**TEXTE**
+ + +
Nous insérons ici deux ouvrages ayant trait, chacun à sa manière, à la propagation de la Parole : le premier cherche à mieux percevoir les rapports entre judaïsme et christianisme, le second, entre christianisme et paganisme. D’abord d’un ouvrage de F. Manns, auteur déjà mentionné ci-dessus [9]. « La méthodologie employée projette un faisceau de lumière convergeant à partir des textes néo-testamentaires, rabbiniques et patristiques sur une période historique complexe. Seule une lecture dialectique des sources peut ouvrir de nouveaux horizons : les textes néo-testamentaires doivent être éclairés en amont et en aval. Leurs racines juives et les développements patristiques doivent être approfondis. Quant aux textes rabbiniques et patristiques, après avoir été édités de façon critique et datés, ils doivent être lus en parallèle. Le choix des textes présentés pourrait sembler arbitraire, mais il répond à nos centres d’intérêt. Notre recherche s’oriente dans quatre directions principales : nous interrogeons le Nouveau Testament, les écrits rabbiniques et quelques textes patristiques. En finale, un brève enquête approfondit des symboles connus » (p. 5). A travers ses analyses, l’auteur montre combien le judéo-christianisme était présent durant les premiers siècles du christianisme, non seulement en Orient mais également à Rome, et invite à revenir aux sources de la foi.
Un tout autre point de vue est celui de C. Prieto, théologienne et pasteure de l’Église réformée de France, dans un ouvrage qui scrute la prédication de l’Évangile dans le monde gréco-romain [10]. Le processus d’inculturation du christianisme dans le monde romain pendant les années 80-90 après Jésus Christ est étudié à la loupe dans ce livre, grâce à une analyse des textes tirés de l’évangile de Luc, de celui de Jean, des Actes des apôtres et de l’Apocalypse. Il apparaît que « la tactique missionnaire se déploie selon deux axes. Premièrement, les apôtres se servent de la quête religieuse païenne et des structures déjà existantes comme porte ouverte possible pour introduire le christianisme dans le monde gréco-romain […] Deuxièmement, le christianisme ne souhaite pas être assimilé au paganisme par un processus syncrétiste, et s’incorporer à ce terrain jusqu’à s’y diluer » (p. 165). L’intérêt de cette étude est de conjoindre l’analyse des textes et l’apport des références culturelles sur le monde antique qui entourait les Églises.
+ + +
**EXTRAIT DE DONNÉES**
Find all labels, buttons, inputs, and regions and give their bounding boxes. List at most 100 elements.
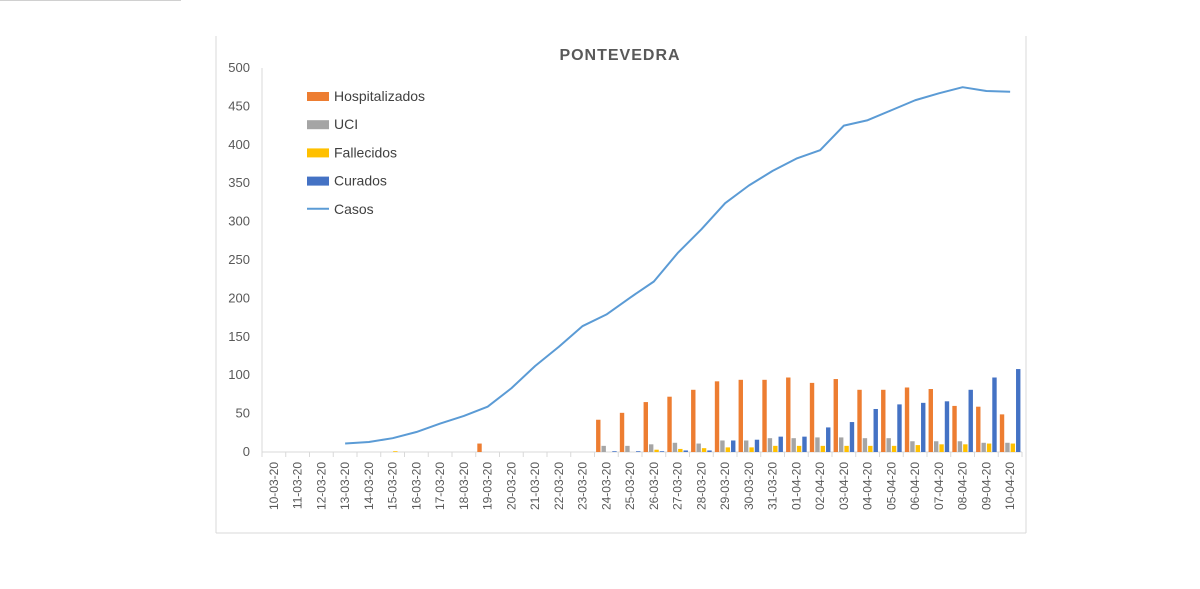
+ + +
**CONSIGNE**
Relevez, dans le texte, tous les écrits néo-testamentaires dont l'analyse sert à étudier l'inculturation du christianisme dans le monde romain dans l'ouvrage de C. Prieto.

**RÉPONSE ATTENDUE**
- L'évangile de Luc
- L'évangile de Jean
- Les Actes des apôtres
- L'Apocalypse